[Data excerpts]
□ □ □ □

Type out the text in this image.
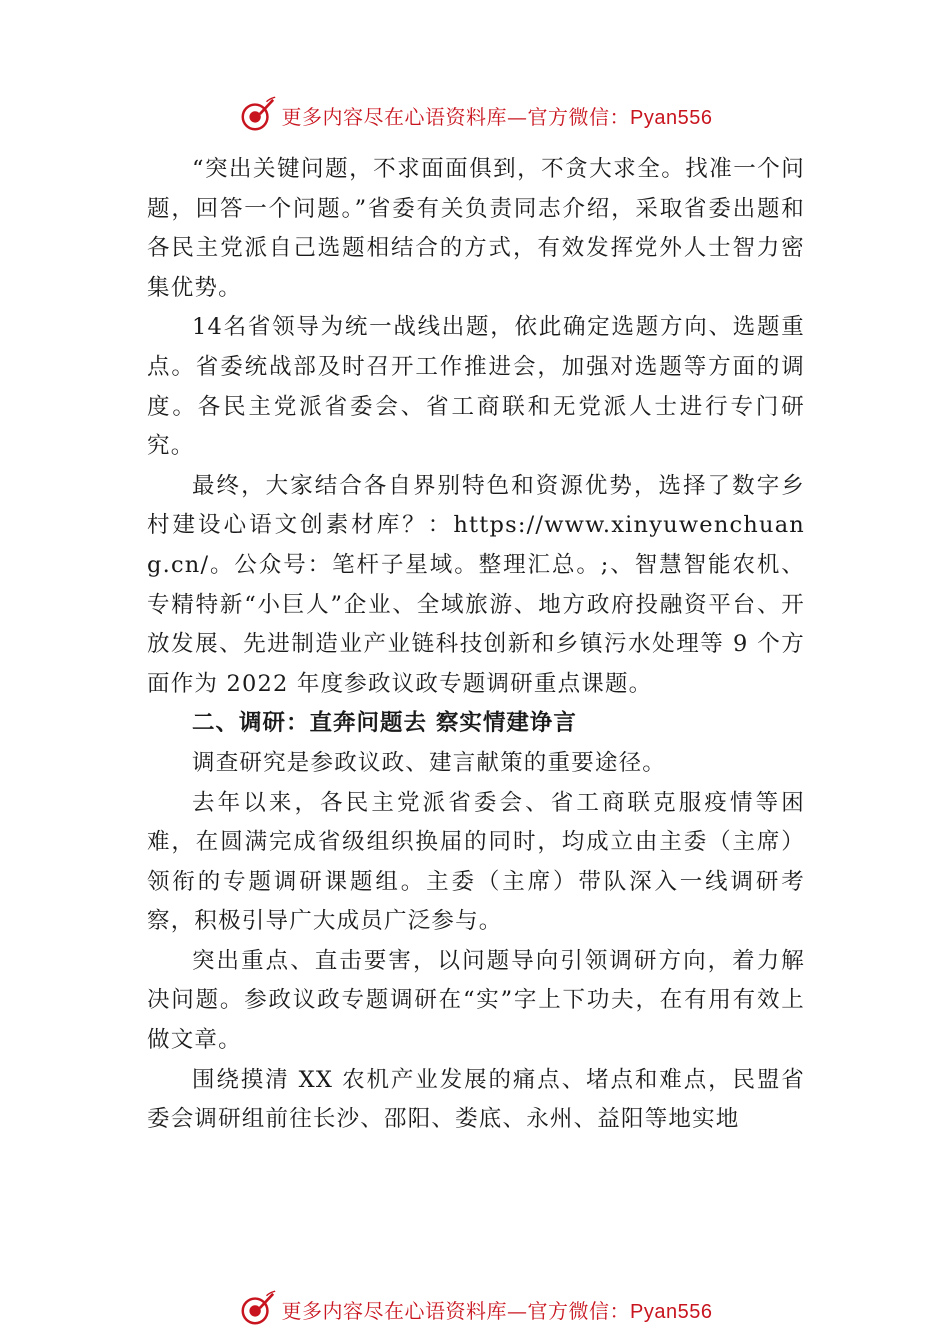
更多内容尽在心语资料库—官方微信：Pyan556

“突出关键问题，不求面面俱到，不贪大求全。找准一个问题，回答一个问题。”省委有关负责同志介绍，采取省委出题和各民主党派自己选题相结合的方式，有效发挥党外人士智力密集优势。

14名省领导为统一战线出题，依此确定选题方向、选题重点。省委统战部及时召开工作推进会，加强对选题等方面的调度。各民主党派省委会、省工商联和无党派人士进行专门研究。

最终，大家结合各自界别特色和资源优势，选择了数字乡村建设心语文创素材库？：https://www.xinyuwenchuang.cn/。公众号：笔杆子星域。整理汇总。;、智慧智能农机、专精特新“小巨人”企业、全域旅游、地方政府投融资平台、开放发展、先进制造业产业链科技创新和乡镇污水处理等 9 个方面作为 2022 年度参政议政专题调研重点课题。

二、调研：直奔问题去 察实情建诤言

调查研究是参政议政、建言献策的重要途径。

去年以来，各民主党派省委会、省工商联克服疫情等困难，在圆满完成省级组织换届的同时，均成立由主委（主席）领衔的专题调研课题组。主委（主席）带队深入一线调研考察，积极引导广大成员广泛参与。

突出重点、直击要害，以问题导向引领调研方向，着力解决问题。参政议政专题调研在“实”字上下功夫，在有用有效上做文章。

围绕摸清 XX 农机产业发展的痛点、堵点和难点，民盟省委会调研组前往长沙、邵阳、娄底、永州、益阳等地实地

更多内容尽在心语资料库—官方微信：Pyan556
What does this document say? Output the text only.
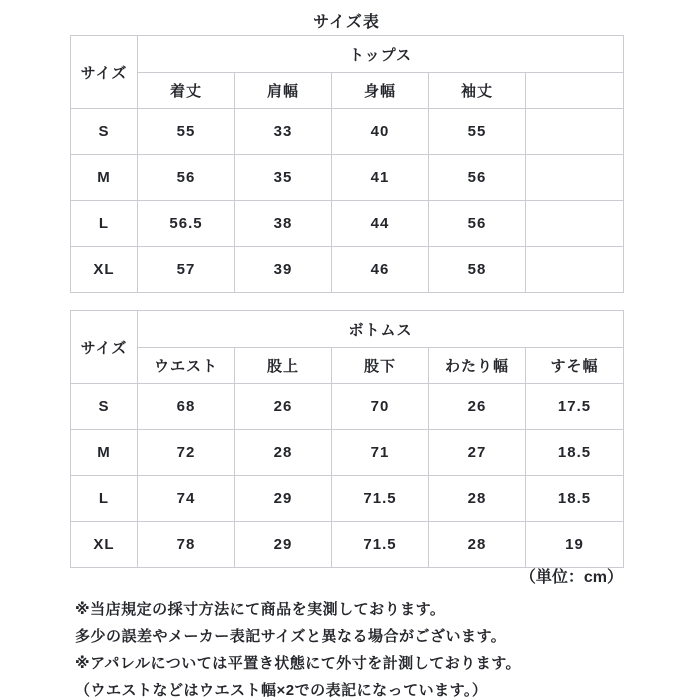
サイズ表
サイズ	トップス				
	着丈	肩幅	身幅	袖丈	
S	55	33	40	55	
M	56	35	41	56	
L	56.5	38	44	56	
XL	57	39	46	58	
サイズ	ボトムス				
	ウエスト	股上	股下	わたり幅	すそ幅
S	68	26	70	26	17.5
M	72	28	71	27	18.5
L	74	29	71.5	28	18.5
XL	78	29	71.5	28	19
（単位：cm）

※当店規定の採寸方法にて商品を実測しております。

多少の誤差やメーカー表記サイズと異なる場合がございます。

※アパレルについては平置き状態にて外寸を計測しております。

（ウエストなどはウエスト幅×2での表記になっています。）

□ □ □ □

■ SET EXERCISE:
Reproduce exactly the lines from the one with "What does this" to the bottom of the listing, both ends included, and nothing else. Skip the pictures.

■ THE RESPONSE:
What does this document say? Output the text only.
サイズ表
サイズ	トップス				
	着丈	肩幅	身幅	袖丈	
S	55	33	40	55	
M	56	35	41	56	
L	56.5	38	44	56	
XL	57	39	46	58	
サイズ	ボトムス				
	ウエスト	股上	股下	わたり幅	すそ幅
S	68	26	70	26	17.5
M	72	28	71	27	18.5
L	74	29	71.5	28	18.5
XL	78	29	71.5	28	19
（単位：cm）

※当店規定の採寸方法にて商品を実測しております。

多少の誤差やメーカー表記サイズと異なる場合がございます。

※アパレルについては平置き状態にて外寸を計測しております。

（ウエストなどはウエスト幅×2での表記になっています。）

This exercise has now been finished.